_TASK OBJECTIVE:_ Find each line containing the string "Sleeve". Copy it.
## begin DATA LINES
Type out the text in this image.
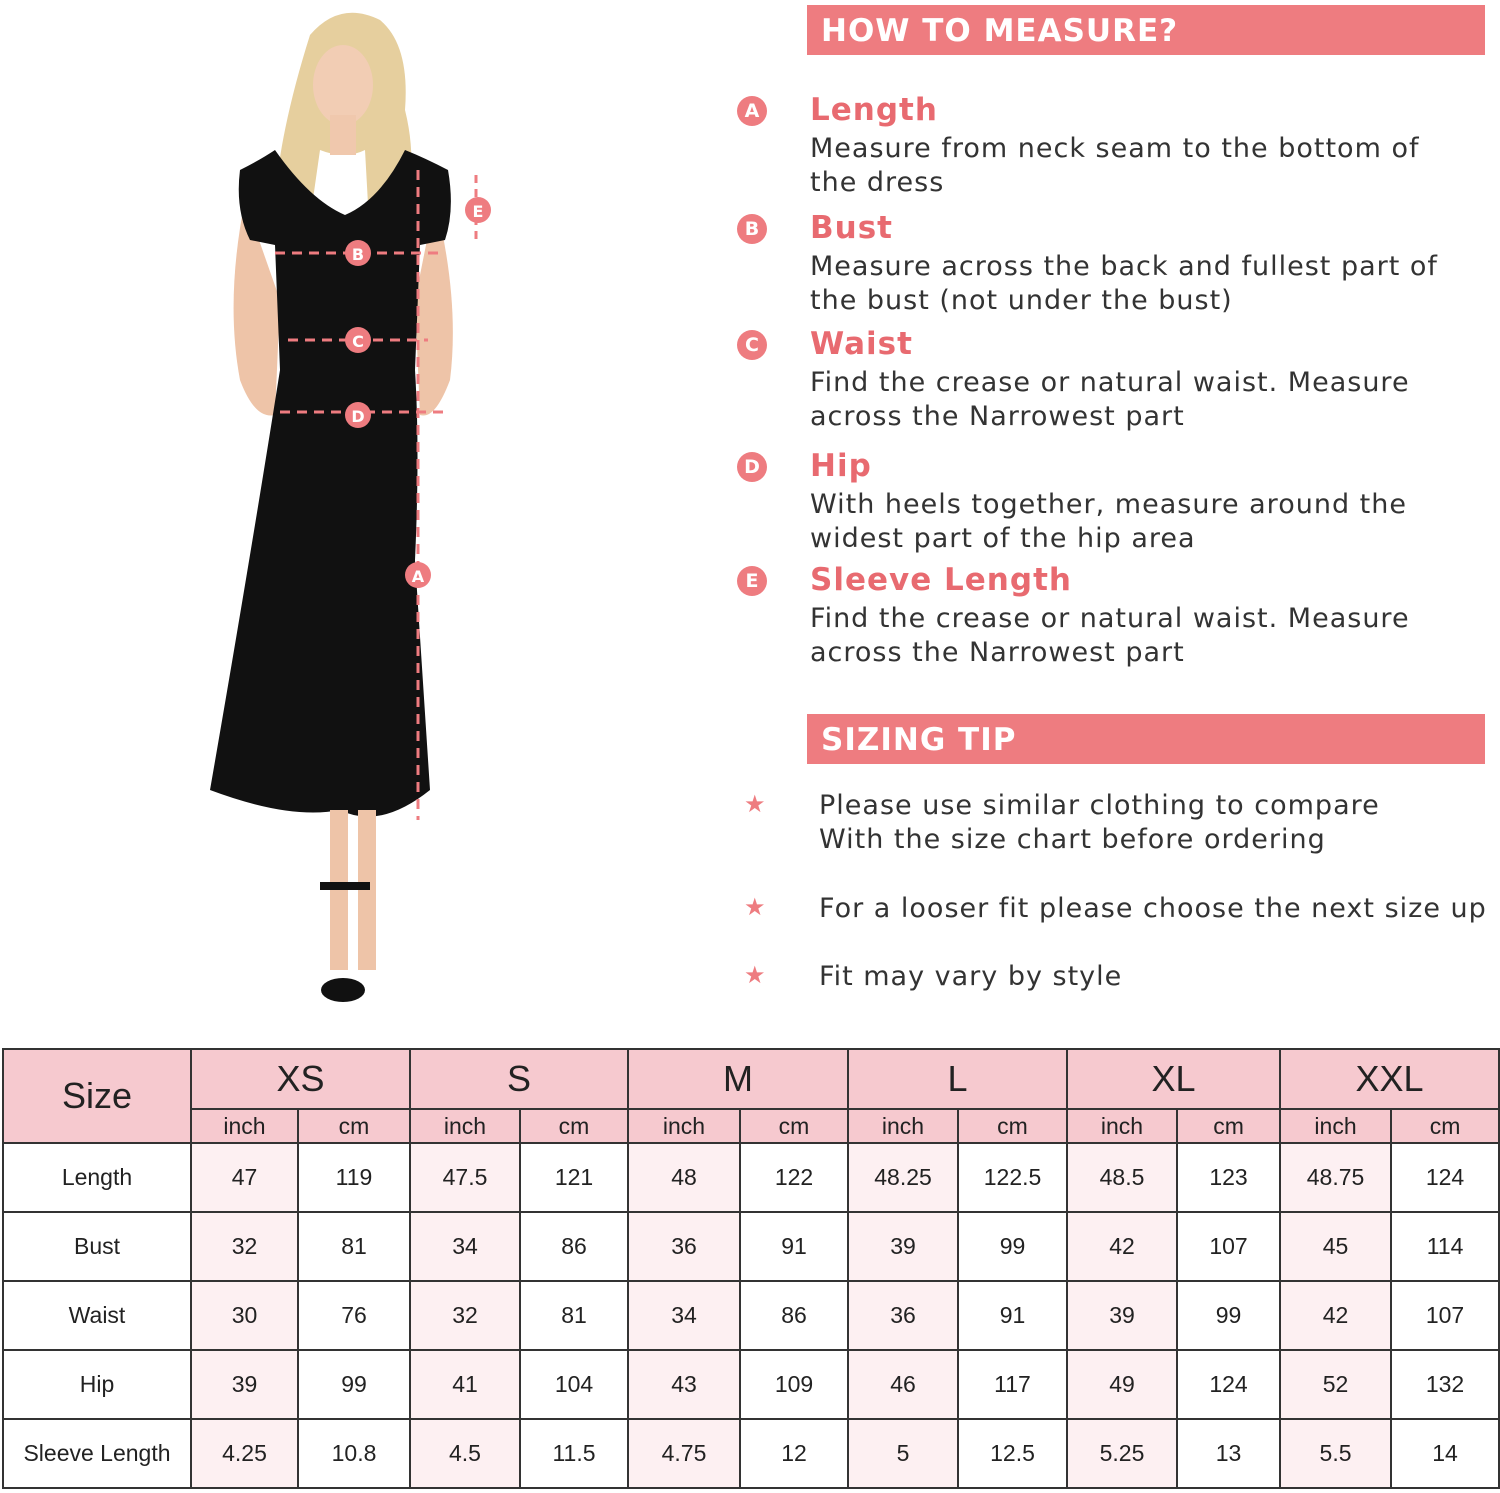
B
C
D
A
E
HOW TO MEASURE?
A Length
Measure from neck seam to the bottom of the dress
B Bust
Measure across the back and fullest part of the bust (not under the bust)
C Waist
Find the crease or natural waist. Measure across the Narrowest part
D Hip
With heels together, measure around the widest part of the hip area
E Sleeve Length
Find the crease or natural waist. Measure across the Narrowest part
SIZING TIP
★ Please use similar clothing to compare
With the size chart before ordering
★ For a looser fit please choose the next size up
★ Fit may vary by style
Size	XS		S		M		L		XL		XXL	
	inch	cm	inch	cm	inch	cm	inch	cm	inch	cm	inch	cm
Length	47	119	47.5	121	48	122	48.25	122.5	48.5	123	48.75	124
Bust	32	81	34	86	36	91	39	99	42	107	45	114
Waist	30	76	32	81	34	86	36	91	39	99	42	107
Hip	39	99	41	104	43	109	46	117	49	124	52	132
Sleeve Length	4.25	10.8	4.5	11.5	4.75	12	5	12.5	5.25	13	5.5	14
## end DATA LINES
## begin DATA LINES
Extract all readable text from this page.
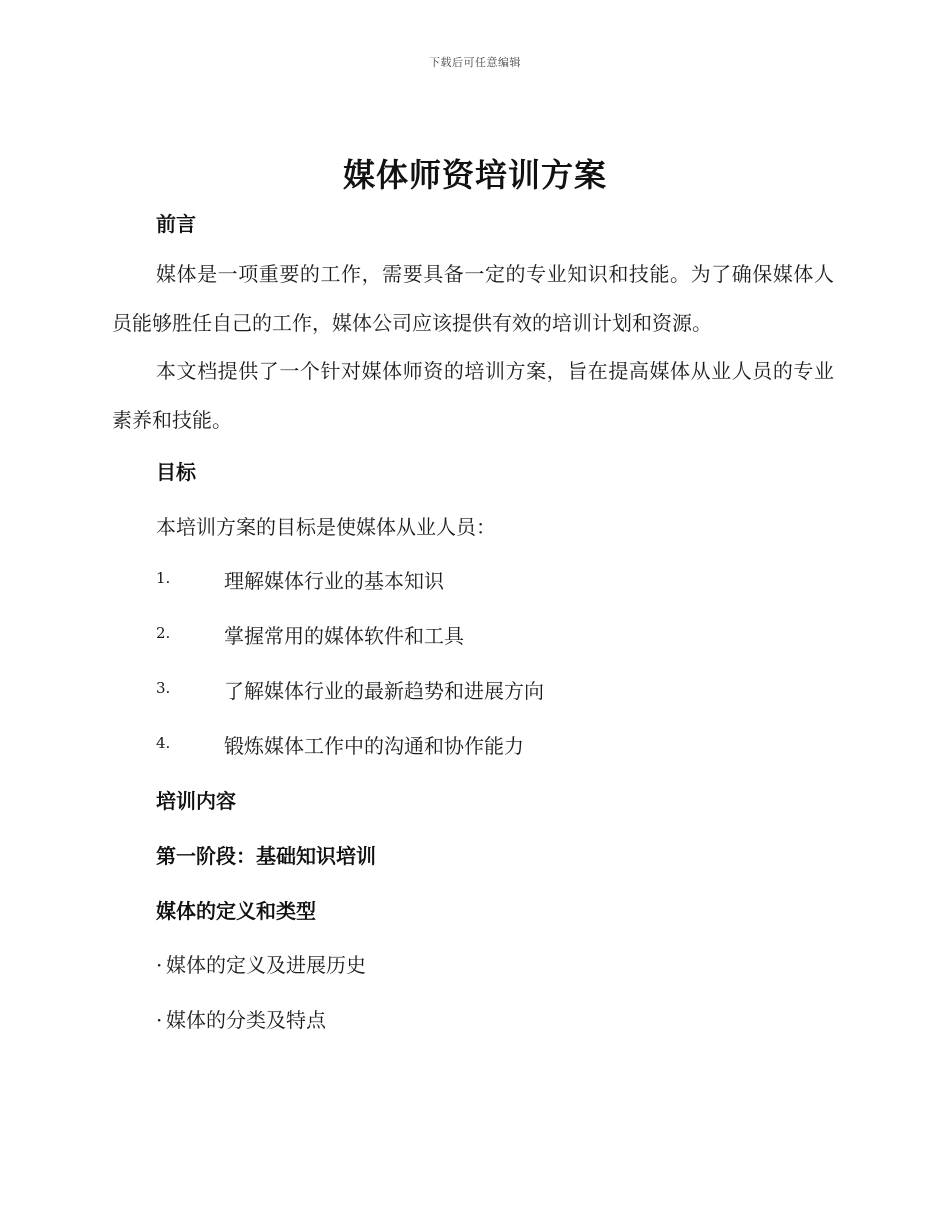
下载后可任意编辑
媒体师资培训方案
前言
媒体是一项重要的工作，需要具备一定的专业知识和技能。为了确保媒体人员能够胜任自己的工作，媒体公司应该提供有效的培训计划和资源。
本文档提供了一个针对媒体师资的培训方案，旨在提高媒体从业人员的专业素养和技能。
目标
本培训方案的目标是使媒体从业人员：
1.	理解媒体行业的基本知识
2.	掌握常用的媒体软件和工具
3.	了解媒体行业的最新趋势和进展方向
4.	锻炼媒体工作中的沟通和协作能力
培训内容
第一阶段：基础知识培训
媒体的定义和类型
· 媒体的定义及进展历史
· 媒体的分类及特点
## end DATA LINES
_SOLUTION FOR THIS PROBLEM:_
E Sleeve Length
Sleeve Length	4.25	10.8	4.5	11.5	4.75	12	5	12.5	5.25	13	5.5	14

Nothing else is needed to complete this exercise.